(Entries with figure data)
++++++

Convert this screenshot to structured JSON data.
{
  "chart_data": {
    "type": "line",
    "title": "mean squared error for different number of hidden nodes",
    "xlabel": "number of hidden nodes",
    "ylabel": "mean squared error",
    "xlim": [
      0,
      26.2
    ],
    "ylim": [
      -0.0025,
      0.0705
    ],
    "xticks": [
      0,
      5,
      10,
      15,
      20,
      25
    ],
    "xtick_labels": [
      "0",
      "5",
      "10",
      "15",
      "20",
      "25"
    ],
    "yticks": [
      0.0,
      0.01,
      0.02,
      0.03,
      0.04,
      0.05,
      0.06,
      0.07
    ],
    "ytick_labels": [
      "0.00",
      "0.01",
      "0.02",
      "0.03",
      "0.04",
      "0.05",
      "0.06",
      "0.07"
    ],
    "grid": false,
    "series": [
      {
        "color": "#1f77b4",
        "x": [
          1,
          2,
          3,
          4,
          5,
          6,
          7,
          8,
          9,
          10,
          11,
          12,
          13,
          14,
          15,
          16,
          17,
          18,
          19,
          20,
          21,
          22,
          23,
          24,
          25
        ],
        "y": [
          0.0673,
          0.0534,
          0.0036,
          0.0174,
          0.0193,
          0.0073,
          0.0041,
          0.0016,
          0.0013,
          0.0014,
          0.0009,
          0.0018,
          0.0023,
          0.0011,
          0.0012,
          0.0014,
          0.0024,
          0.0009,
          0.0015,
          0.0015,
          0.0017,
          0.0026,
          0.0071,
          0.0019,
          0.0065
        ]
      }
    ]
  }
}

++++++

§ **What is asked**: All of the entries must be quoted exactly; please include each one.

§ **Completed exercise**:
Convert this screenshot to structured JSON data.
{
  "chart_data": {
    "type": "line",
    "title": "mean squared error for different number of hidden nodes",
    "xlabel": "number of hidden nodes",
    "ylabel": "mean squared error",
    "xlim": [
      0,
      26.2
    ],
    "ylim": [
      -0.0025,
      0.0705
    ],
    "xticks": [
      0,
      5,
      10,
      15,
      20,
      25
    ],
    "xtick_labels": [
      "0",
      "5",
      "10",
      "15",
      "20",
      "25"
    ],
    "yticks": [
      0.0,
      0.01,
      0.02,
      0.03,
      0.04,
      0.05,
      0.06,
      0.07
    ],
    "ytick_labels": [
      "0.00",
      "0.01",
      "0.02",
      "0.03",
      "0.04",
      "0.05",
      "0.06",
      "0.07"
    ],
    "grid": false,
    "series": [
      {
        "color": "#1f77b4",
        "x": [
          1,
          2,
          3,
          4,
          5,
          6,
          7,
          8,
          9,
          10,
          11,
          12,
          13,
          14,
          15,
          16,
          17,
          18,
          19,
          20,
          21,
          22,
          23,
          24,
          25
        ],
        "y": [
          0.0673,
          0.0534,
          0.0036,
          0.0174,
          0.0193,
          0.0073,
          0.0041,
          0.0016,
          0.0013,
          0.0014,
          0.0009,
          0.0018,
          0.0023,
          0.0011,
          0.0012,
          0.0014,
          0.0024,
          0.0009,
          0.0015,
          0.0015,
          0.0017,
          0.0026,
          0.0071,
          0.0019,
          0.0065
        ]
      }
    ]
  }
}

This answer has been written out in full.